---------- Available data ----------

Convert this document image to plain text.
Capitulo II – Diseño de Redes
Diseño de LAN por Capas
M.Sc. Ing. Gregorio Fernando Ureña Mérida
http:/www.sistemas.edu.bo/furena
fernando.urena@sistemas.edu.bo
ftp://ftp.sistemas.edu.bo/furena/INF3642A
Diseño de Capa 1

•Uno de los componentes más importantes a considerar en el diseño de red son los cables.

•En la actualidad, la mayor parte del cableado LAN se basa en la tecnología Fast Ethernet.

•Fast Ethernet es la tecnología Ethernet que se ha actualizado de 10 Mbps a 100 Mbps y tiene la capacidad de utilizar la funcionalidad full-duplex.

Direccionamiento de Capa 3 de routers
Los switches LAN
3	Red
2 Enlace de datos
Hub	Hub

----------
---------- Available data ----------

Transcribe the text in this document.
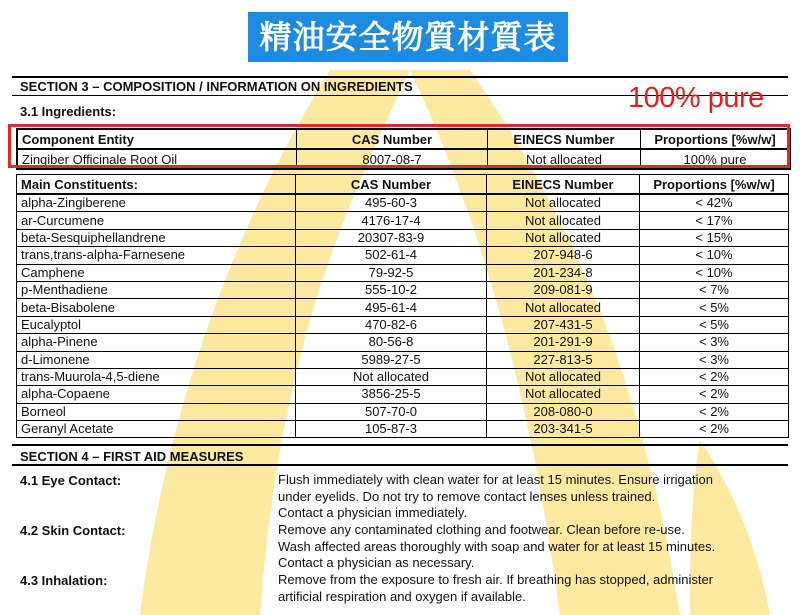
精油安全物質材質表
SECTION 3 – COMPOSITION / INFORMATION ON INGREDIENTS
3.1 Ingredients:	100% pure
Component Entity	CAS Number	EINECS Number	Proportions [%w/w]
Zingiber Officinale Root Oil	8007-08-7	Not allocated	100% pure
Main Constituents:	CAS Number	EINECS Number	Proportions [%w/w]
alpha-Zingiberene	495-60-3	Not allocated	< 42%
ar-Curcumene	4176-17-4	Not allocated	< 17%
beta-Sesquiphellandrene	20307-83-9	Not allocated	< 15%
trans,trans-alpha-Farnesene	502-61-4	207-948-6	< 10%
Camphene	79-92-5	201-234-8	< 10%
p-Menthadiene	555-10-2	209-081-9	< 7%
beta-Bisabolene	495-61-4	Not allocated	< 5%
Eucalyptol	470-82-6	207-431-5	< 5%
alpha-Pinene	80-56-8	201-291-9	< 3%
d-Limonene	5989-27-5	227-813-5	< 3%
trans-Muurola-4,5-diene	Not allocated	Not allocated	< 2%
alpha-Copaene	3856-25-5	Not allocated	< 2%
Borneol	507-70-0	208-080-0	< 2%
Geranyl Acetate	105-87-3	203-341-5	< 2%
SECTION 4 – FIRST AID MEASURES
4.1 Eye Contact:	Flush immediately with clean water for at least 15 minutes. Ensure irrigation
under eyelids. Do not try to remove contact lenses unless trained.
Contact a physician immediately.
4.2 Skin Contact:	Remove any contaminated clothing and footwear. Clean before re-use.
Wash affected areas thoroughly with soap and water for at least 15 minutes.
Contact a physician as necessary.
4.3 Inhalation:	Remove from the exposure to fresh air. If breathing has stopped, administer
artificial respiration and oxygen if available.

----------

What is asked
Above are lines of data; state how many of them contain the word "least", with no other output.

Result below
2